Data to use>

=====

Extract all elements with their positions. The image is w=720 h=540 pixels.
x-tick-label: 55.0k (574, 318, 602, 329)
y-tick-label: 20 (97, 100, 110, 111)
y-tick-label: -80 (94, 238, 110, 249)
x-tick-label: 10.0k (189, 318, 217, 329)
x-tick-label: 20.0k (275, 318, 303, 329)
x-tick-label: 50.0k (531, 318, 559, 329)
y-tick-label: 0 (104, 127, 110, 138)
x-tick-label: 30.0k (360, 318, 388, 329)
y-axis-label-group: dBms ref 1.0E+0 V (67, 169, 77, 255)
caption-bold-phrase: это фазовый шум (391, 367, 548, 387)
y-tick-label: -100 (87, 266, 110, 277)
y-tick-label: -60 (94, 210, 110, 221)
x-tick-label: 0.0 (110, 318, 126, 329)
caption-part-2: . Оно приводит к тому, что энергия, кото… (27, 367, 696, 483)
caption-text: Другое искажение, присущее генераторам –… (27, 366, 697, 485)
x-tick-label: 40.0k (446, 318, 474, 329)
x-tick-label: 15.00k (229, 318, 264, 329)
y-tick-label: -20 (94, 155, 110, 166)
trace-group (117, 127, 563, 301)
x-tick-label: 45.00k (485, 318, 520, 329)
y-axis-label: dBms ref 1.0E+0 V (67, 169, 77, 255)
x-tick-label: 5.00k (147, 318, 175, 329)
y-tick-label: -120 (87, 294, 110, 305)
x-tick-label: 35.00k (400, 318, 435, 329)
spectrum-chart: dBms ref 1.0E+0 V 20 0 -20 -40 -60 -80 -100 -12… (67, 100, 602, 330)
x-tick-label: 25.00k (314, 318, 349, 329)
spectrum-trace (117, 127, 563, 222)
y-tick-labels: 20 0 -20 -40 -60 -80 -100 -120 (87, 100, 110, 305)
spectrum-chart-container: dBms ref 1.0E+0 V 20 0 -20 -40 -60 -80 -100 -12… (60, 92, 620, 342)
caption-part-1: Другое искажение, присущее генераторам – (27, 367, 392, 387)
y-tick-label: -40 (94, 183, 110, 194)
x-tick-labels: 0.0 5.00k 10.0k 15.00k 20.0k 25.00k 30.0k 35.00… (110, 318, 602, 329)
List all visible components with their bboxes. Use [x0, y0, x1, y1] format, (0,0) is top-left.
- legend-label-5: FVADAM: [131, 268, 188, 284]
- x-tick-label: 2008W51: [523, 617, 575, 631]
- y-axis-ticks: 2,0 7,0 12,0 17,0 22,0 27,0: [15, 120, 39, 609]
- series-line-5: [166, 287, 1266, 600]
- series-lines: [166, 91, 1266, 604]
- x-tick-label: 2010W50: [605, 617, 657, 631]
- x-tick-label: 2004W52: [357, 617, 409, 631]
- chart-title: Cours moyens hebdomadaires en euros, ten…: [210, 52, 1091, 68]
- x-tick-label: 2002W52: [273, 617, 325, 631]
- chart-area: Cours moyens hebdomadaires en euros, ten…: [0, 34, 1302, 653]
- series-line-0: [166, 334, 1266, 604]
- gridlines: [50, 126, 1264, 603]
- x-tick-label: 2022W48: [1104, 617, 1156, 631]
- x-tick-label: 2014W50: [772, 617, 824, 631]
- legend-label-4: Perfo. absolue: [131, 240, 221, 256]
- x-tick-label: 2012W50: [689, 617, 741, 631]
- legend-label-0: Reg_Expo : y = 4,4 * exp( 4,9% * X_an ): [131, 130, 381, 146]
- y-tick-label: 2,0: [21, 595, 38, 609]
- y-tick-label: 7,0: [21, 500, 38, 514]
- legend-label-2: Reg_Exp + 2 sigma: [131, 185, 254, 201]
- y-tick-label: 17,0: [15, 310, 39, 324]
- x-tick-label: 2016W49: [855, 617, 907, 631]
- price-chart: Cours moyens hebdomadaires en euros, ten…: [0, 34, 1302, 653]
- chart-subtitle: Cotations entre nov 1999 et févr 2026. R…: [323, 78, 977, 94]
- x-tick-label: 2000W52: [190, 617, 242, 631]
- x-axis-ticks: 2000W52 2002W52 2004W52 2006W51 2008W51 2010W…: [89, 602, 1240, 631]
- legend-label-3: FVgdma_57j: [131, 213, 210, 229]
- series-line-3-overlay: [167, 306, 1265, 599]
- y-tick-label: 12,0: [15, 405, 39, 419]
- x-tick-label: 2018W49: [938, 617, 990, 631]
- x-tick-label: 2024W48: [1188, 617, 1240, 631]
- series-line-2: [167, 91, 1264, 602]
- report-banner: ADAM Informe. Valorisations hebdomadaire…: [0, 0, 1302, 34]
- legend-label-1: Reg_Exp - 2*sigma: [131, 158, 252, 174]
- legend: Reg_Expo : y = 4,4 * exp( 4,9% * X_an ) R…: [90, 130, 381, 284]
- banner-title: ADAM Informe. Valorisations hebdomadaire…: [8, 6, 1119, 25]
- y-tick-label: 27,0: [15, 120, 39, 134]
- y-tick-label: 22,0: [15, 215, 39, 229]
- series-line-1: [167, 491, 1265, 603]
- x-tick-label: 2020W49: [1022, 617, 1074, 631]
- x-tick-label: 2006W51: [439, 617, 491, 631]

=====

Work to be completed>
Rewrite every line of the records above as a Markdown table with two columns, "Row" for the row number and "Text" for the line itself, and skip any blank lines.

Written answer>
| Row | Text |
|---|---|
| 1 | Extract all elements with their positions. The image is w=720 h=540 pixels. |
| 2 | x-tick-label: 55.0k (574, 318, 602, 329) |
| 3 | y-tick-label: 20 (97, 100, 110, 111) |
| 4 | y-tick-label: -80 (94, 238, 110, 249) |
| 5 | x-tick-label: 10.0k (189, 318, 217, 329) |
| 6 | x-tick-label: 20.0k (275, 318, 303, 329) |
| 7 | x-tick-label: 50.0k (531, 318, 559, 329) |
| 8 | y-tick-label: 0 (104, 127, 110, 138) |
| 9 | x-tick-label: 30.0k (360, 318, 388, 329) |
| 10 | y-axis-label-group: dBms ref 1.0E+0 V (67, 169, 77, 255) |
| 11 | caption-bold-phrase: это фазовый шум (391, 367, 548, 387) |
| 12 | y-tick-label: -100 (87, 266, 110, 277) |
| 13 | y-tick-label: -60 (94, 210, 110, 221) |
| 14 | x-tick-label: 0.0 (110, 318, 126, 329) |
| 15 | caption-part-2: . Оно приводит к тому, что энергия, кото… (27, 367, 696, 483) |
| 16 | caption-text: Другое искажение, присущее генераторам –… (27, 366, 697, 485) |
| 17 | x-tick-label: 40.0k (446, 318, 474, 329) |
| 18 | x-tick-label: 15.00k (229, 318, 264, 329) |
| 19 | y-tick-label: -20 (94, 155, 110, 166) |
| 20 | trace-group (117, 127, 563, 301) |
| 21 | x-tick-label: 45.00k (485, 318, 520, 329) |
| 22 | y-axis-label: dBms ref 1.0E+0 V (67, 169, 77, 255) |
| 23 | x-tick-label: 5.00k (147, 318, 175, 329) |
| 24 | y-tick-label: -120 (87, 294, 110, 305) |
| 25 | x-tick-label: 35.00k (400, 318, 435, 329) |
| 26 | spectrum-chart: dBms ref 1.0E+0 V 20 0 -20 -40 -60 -80 -100 -12… (67, 100, 602, 330) |
| 27 | x-tick-label: 25.00k (314, 318, 349, 329) |
| 28 | spectrum-trace (117, 127, 563, 222) |
| 29 | y-tick-labels: 20 0 -20 -40 -60 -80 -100 -120 (87, 100, 110, 305) |
| 30 | spectrum-chart-container: dBms ref 1.0E+0 V 20 0 -20 -40 -60 -80 -100 -12… (60, 92, 620, 342) |
| 31 | caption-part-1: Другое искажение, присущее генераторам – (27, 367, 392, 387) |
| 32 | y-tick-label: -40 (94, 183, 110, 194) |
| 33 | x-tick-labels: 0.0 5.00k 10.0k 15.00k 20.0k 25.00k 30.0k 35.00… (110, 318, 602, 329) |
| 34 | List all visible components with their bboxes. Use [x0, y0, x1, y1] format, (0,0) is top-left. |
| 35 | - legend-label-5: FVADAM: [131, 268, 188, 284] |
| 36 | - x-tick-label: 2008W51: [523, 617, 575, 631] |
| 37 | - y-axis-ticks: 2,0 7,0 12,0 17,0 22,0 27,0: [15, 120, 39, 609] |
| 38 | - series-line-5: [166, 287, 1266, 600] |
| 39 | - series-lines: [166, 91, 1266, 604] |
| 40 | - x-tick-label: 2010W50: [605, 617, 657, 631] |
| 41 | - x-tick-label: 2004W52: [357, 617, 409, 631] |
| 42 | - chart-title: Cours moyens hebdomadaires en euros, ten…: [210, 52, 1091, 68] |
| 43 | - x-tick-label: 2002W52: [273, 617, 325, 631] |
| 44 | - chart-area: Cours moyens hebdomadaires en euros, ten…: [0, 34, 1302, 653] |
| 45 | - series-line-0: [166, 334, 1266, 604] |
| 46 | - gridlines: [50, 126, 1264, 603] |
| 47 | - x-tick-label: 2022W48: [1104, 617, 1156, 631] |
| 48 | - x-tick-label: 2014W50: [772, 617, 824, 631] |
| 49 | - legend-label-4: Perfo. absolue: [131, 240, 221, 256] |
| 50 | - x-tick-label: 2012W50: [689, 617, 741, 631] |
| 51 | - legend-label-0: Reg_Expo : y = 4,4 * exp( 4,9% * X_an ): [131, 130, 381, 146] |
| 52 | - y-tick-label: 2,0: [21, 595, 38, 609] |
| 53 | - y-tick-label: 7,0: [21, 500, 38, 514] |
| 54 | - legend-label-2: Reg_Exp + 2 sigma: [131, 185, 254, 201] |
| 55 | - y-tick-label: 17,0: [15, 310, 39, 324] |
| 56 | - x-tick-label: 2016W49: [855, 617, 907, 631] |
| 57 | - price-chart: Cours moyens hebdomadaires en euros, ten…: [0, 34, 1302, 653] |
| 58 | - chart-subtitle: Cotations entre nov 1999 et févr 2026. R…: [323, 78, 977, 94] |
| 59 | - x-tick-label: 2000W52: [190, 617, 242, 631] |
| 60 | - x-axis-ticks: 2000W52 2002W52 2004W52 2006W51 2008W51 2010W…: [89, 602, 1240, 631] |
| 61 | - legend-label-3: FVgdma_57j: [131, 213, 210, 229] |
| 62 | - series-line-3-overlay: [167, 306, 1265, 599] |
| 63 | - y-tick-label: 12,0: [15, 405, 39, 419] |
| 64 | - x-tick-label: 2018W49: [938, 617, 990, 631] |
| 65 | - x-tick-label: 2024W48: [1188, 617, 1240, 631] |
| 66 | - series-line-2: [167, 91, 1264, 602] |
| 67 | - report-banner: ADAM Informe. Valorisations hebdomadaire…: [0, 0, 1302, 34] |
| 68 | - legend-label-1: Reg_Exp - 2*sigma: [131, 158, 252, 174] |
| 69 | - legend: Reg_Expo : y = 4,4 * exp( 4,9% * X_an ) R…: [90, 130, 381, 284] |
| 70 | - banner-title: ADAM Informe. Valorisations hebdomadaire…: [8, 6, 1119, 25] |
| 71 | - y-tick-label: 27,0: [15, 120, 39, 134] |
| 72 | - y-tick-label: 22,0: [15, 215, 39, 229] |
| 73 | - series-line-1: [167, 491, 1265, 603] |
| 74 | - x-tick-label: 2020W49: [1022, 617, 1074, 631] |
| 75 | - x-tick-label: 2006W51: [439, 617, 491, 631] |